YOUR GOAL »
Your task is to transcribe the data in full.

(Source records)
** Start **
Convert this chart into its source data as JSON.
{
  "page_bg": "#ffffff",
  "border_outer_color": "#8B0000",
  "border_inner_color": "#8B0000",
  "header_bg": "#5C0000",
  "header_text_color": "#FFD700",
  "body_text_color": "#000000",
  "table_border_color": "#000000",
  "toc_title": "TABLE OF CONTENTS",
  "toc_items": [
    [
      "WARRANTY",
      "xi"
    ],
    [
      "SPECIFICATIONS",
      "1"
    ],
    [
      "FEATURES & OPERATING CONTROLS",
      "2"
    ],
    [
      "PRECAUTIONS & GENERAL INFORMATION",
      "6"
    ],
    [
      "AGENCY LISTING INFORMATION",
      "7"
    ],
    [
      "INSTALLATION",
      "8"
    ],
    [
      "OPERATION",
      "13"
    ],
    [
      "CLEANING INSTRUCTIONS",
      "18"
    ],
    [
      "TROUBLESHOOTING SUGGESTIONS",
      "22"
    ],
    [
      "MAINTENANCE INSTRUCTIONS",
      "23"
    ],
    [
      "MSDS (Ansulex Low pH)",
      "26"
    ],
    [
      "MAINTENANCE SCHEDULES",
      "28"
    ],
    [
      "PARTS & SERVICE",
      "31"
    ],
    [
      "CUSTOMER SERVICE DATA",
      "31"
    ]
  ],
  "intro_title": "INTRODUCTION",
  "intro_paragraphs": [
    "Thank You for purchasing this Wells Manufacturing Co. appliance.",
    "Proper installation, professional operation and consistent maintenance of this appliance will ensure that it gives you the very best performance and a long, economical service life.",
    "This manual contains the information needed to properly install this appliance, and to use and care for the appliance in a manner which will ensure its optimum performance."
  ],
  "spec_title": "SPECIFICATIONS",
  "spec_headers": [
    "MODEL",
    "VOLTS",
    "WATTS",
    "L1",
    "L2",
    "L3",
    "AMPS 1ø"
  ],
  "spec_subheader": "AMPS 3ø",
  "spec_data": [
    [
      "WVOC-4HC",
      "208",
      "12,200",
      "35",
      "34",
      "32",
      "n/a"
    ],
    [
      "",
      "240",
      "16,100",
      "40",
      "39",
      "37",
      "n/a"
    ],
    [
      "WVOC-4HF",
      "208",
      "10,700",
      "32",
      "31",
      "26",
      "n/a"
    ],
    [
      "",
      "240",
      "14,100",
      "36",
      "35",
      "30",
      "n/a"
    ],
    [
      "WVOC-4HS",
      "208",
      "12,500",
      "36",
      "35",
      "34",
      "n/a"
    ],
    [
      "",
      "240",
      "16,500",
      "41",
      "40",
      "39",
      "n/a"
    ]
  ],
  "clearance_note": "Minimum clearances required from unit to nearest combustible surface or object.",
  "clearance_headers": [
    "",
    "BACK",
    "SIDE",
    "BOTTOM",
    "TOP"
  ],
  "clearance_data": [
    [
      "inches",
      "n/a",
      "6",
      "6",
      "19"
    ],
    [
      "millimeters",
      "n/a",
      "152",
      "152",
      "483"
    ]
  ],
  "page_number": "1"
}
** End **
EXPECTED OUTPUT »
Convert this chart into its source data as JSON.
{
  "page_bg": "#ffffff",
  "border_outer_color": "#8B0000",
  "border_inner_color": "#8B0000",
  "header_bg": "#5C0000",
  "header_text_color": "#FFD700",
  "body_text_color": "#000000",
  "table_border_color": "#000000",
  "toc_title": "TABLE OF CONTENTS",
  "toc_items": [
    [
      "WARRANTY",
      "xi"
    ],
    [
      "SPECIFICATIONS",
      "1"
    ],
    [
      "FEATURES & OPERATING CONTROLS",
      "2"
    ],
    [
      "PRECAUTIONS & GENERAL INFORMATION",
      "6"
    ],
    [
      "AGENCY LISTING INFORMATION",
      "7"
    ],
    [
      "INSTALLATION",
      "8"
    ],
    [
      "OPERATION",
      "13"
    ],
    [
      "CLEANING INSTRUCTIONS",
      "18"
    ],
    [
      "TROUBLESHOOTING SUGGESTIONS",
      "22"
    ],
    [
      "MAINTENANCE INSTRUCTIONS",
      "23"
    ],
    [
      "MSDS (Ansulex Low pH)",
      "26"
    ],
    [
      "MAINTENANCE SCHEDULES",
      "28"
    ],
    [
      "PARTS & SERVICE",
      "31"
    ],
    [
      "CUSTOMER SERVICE DATA",
      "31"
    ]
  ],
  "intro_title": "INTRODUCTION",
  "intro_paragraphs": [
    "Thank You for purchasing this Wells Manufacturing Co. appliance.",
    "Proper installation, professional operation and consistent maintenance of this appliance will ensure that it gives you the very best performance and a long, economical service life.",
    "This manual contains the information needed to properly install this appliance, and to use and care for the appliance in a manner which will ensure its optimum performance."
  ],
  "spec_title": "SPECIFICATIONS",
  "spec_headers": [
    "MODEL",
    "VOLTS",
    "WATTS",
    "L1",
    "L2",
    "L3",
    "AMPS 1ø"
  ],
  "spec_subheader": "AMPS 3ø",
  "spec_data": [
    [
      "WVOC-4HC",
      "208",
      "12,200",
      "35",
      "34",
      "32",
      "n/a"
    ],
    [
      "",
      "240",
      "16,100",
      "40",
      "39",
      "37",
      "n/a"
    ],
    [
      "WVOC-4HF",
      "208",
      "10,700",
      "32",
      "31",
      "26",
      "n/a"
    ],
    [
      "",
      "240",
      "14,100",
      "36",
      "35",
      "30",
      "n/a"
    ],
    [
      "WVOC-4HS",
      "208",
      "12,500",
      "36",
      "35",
      "34",
      "n/a"
    ],
    [
      "",
      "240",
      "16,500",
      "41",
      "40",
      "39",
      "n/a"
    ]
  ],
  "clearance_note": "Minimum clearances required from unit to nearest combustible surface or object.",
  "clearance_headers": [
    "",
    "BACK",
    "SIDE",
    "BOTTOM",
    "TOP"
  ],
  "clearance_data": [
    [
      "inches",
      "n/a",
      "6",
      "6",
      "19"
    ],
    [
      "millimeters",
      "n/a",
      "152",
      "152",
      "483"
    ]
  ],
  "page_number": "1"
}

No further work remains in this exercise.